══ DATA EXCERPTS

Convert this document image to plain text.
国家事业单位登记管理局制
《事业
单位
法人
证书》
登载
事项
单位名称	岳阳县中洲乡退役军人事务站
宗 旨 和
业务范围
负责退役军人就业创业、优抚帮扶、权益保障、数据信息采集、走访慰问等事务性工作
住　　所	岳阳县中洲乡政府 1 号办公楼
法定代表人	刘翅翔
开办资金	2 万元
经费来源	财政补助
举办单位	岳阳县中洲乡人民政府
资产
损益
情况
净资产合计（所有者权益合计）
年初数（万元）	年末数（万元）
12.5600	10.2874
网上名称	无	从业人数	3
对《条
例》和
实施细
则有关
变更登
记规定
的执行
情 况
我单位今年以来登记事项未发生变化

════

§ **PROBLEM DESCRIPTION**:
Would you copy out each line exactly as written?

§ **EXERCISE RESULT**:
Convert this document image to plain text.
国家事业单位登记管理局制
《事业
单位
法人
证书》
登载
事项
单位名称	岳阳县中洲乡退役军人事务站
宗 旨 和
业务范围
负责退役军人就业创业、优抚帮扶、权益保障、数据信息采集、走访慰问等事务性工作
住　　所	岳阳县中洲乡政府 1 号办公楼
法定代表人	刘翅翔
开办资金	2 万元
经费来源	财政补助
举办单位	岳阳县中洲乡人民政府
资产
损益
情况
净资产合计（所有者权益合计）
年初数（万元）	年末数（万元）
12.5600	10.2874
网上名称	无	从业人数	3
对《条
例》和
实施细
则有关
变更登
记规定
的执行
情 况
我单位今年以来登记事项未发生变化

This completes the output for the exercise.